- SOURCE MATERIAL

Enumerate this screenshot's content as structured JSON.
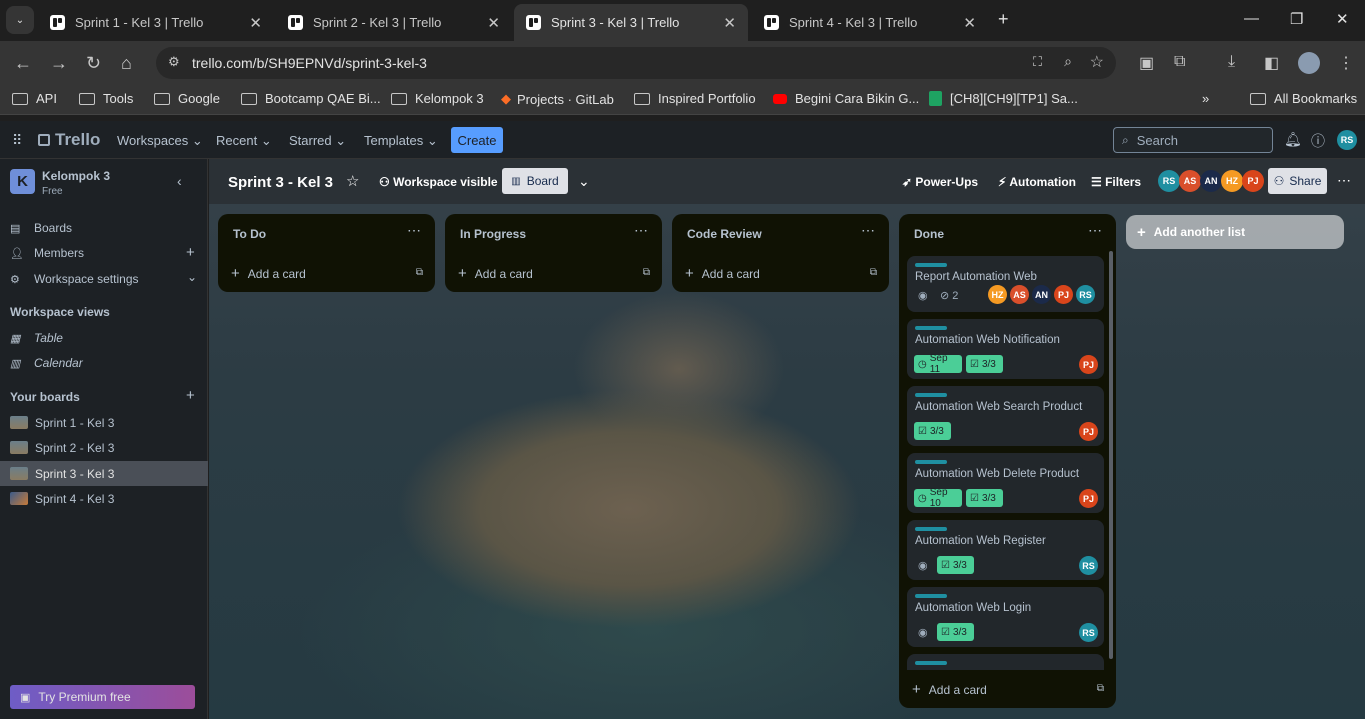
{
  "browser": {
    "tabs": [
      {
        "title": "Sprint 1 - Kel 3 | Trello"
      },
      {
        "title": "Sprint 2 - Kel 3 | Trello"
      },
      {
        "title": "Sprint 3 - Kel 3 | Trello"
      },
      {
        "title": "Sprint 4 - Kel 3 | Trello"
      }
    ],
    "url": "trello.com/b/SH9EPNVd/sprint-3-kel-3",
    "bookmarks": [
      "API",
      "Tools",
      "Google",
      "Bootcamp QAE Bi...",
      "Kelompok 3",
      "Projects · GitLab",
      "Inspired Portfolio",
      "Begini Cara Bikin G...",
      "[CH8][CH9][TP1] Sa..."
    ],
    "all_bookmarks": "All Bookmarks"
  },
  "trello": {
    "logo": "Trello",
    "menu": {
      "workspaces": "Workspaces",
      "recent": "Recent",
      "starred": "Starred",
      "templates": "Templates"
    },
    "create": "Create",
    "search_placeholder": "Search",
    "me_initials": "RS"
  },
  "sidebar": {
    "workspace_initial": "K",
    "workspace_name": "Kelompok 3",
    "workspace_plan": "Free",
    "items": {
      "boards": "Boards",
      "members": "Members",
      "settings": "Workspace settings"
    },
    "views_header": "Workspace views",
    "views": {
      "table": "Table",
      "calendar": "Calendar"
    },
    "boards_header": "Your boards",
    "boards": [
      "Sprint 1 - Kel 3",
      "Sprint 2 - Kel 3",
      "Sprint 3 - Kel 3",
      "Sprint 4 - Kel 3"
    ],
    "premium": "Try Premium free"
  },
  "board": {
    "title": "Sprint 3 - Kel 3",
    "visibility": "Workspace visible",
    "view": "Board",
    "powerups": "Power-Ups",
    "automation": "Automation",
    "filters": "Filters",
    "share": "Share",
    "members": [
      {
        "initials": "RS",
        "color": "#1f8fa1"
      },
      {
        "initials": "AS",
        "color": "#d94f2b"
      },
      {
        "initials": "AN",
        "color": "#1b2a4a"
      },
      {
        "initials": "HZ",
        "color": "#f59a23"
      },
      {
        "initials": "PJ",
        "color": "#d9451b"
      }
    ],
    "add_card": "Add a card",
    "add_list": "Add another list",
    "lists": {
      "todo": "To Do",
      "progress": "In Progress",
      "review": "Code Review",
      "done": "Done"
    },
    "done_cards": {
      "c1": {
        "title": "Report Automation Web",
        "attachments": "2",
        "members": [
          "HZ",
          "AS",
          "AN",
          "PJ",
          "RS"
        ]
      },
      "c2": {
        "title": "Automation Web Notification",
        "date": "Sep 11",
        "checklist": "3/3",
        "member": "PJ"
      },
      "c3": {
        "title": "Automation Web Search Product",
        "checklist": "3/3",
        "member": "PJ"
      },
      "c4": {
        "title": "Automation Web Delete Product",
        "date": "Sep 10",
        "checklist": "3/3",
        "member": "PJ"
      },
      "c5": {
        "title": "Automation Web Register",
        "checklist": "3/3",
        "member": "RS"
      },
      "c6": {
        "title": "Automation Web Login",
        "checklist": "3/3",
        "member": "RS"
      }
    }
  }
}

- WHAT THE TASK ASKS
Return every line holding the word "Automation" from the records.

- RESULT BELOW
    "automation": "Automation",
        "title": "Report Automation Web",
        "title": "Automation Web Notification",
        "title": "Automation Web Search Product",
        "title": "Automation Web Delete Product",
        "title": "Automation Web Register",
        "title": "Automation Web Login",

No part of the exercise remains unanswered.